• _Exercise_
Review the listing and copy each line that holds the word "虎ジュニア".

# start of Task material

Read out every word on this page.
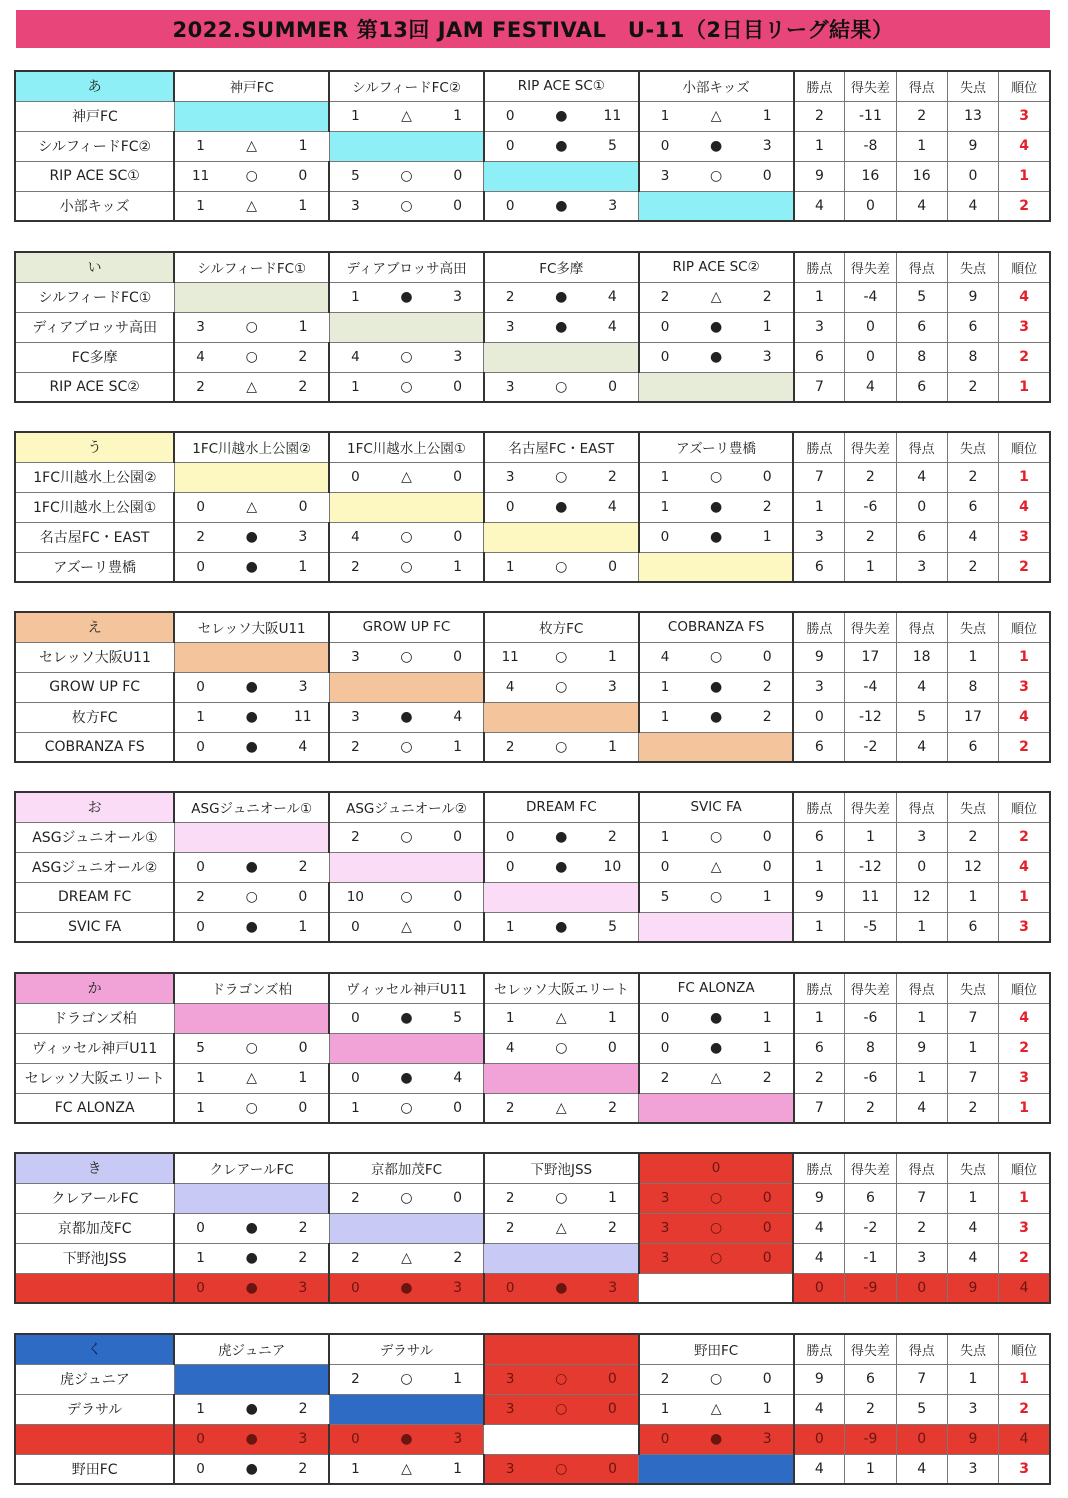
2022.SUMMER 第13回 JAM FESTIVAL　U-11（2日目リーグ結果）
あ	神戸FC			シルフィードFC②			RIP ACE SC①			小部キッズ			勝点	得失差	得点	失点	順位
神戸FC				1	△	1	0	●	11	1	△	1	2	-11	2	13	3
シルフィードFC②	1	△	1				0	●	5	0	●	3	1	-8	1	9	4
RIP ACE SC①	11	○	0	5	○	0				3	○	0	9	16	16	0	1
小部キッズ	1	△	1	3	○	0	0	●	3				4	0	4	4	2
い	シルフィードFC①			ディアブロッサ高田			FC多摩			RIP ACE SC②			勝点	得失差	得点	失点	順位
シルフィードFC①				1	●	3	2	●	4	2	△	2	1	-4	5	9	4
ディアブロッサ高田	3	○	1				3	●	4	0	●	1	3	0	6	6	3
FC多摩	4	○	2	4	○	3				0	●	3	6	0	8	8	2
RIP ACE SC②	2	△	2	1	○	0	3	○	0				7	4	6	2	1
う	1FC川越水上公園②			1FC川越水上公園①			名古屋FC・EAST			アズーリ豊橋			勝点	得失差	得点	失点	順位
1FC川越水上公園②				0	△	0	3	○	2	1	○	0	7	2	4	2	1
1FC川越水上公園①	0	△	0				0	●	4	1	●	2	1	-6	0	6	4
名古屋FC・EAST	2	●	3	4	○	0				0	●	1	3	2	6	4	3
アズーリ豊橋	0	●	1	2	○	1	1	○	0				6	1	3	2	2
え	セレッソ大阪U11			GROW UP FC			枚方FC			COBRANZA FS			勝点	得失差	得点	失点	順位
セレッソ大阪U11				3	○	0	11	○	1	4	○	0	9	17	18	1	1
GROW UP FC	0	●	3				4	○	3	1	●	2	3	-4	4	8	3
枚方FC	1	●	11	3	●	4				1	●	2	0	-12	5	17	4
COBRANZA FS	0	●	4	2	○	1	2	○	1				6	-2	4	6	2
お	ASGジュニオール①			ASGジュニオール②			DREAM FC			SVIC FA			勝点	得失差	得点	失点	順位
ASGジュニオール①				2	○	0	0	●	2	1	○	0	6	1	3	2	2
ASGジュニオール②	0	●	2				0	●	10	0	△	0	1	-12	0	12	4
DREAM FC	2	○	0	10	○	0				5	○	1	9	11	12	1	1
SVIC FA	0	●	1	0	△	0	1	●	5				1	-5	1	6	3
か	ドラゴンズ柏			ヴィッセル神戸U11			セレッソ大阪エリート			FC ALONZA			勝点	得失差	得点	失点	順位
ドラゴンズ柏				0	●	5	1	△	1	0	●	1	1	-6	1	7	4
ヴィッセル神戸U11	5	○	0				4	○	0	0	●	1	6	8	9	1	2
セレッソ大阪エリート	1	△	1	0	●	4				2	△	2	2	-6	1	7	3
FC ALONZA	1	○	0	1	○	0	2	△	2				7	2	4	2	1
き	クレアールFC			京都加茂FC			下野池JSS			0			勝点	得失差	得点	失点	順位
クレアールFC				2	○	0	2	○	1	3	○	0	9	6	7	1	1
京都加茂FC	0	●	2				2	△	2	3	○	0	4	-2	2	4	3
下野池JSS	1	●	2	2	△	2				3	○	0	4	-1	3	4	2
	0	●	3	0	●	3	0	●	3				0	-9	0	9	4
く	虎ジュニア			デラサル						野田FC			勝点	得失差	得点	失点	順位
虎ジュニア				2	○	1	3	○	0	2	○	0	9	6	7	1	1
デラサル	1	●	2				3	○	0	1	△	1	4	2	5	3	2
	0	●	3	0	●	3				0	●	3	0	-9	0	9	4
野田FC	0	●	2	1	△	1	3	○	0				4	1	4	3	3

# end of Task material

• _Answer_
く	虎ジュニア			デラサル						野田FC			勝点	得失差	得点	失点	順位
虎ジュニア				2	○	1	3	○	0	2	○	0	9	6	7	1	1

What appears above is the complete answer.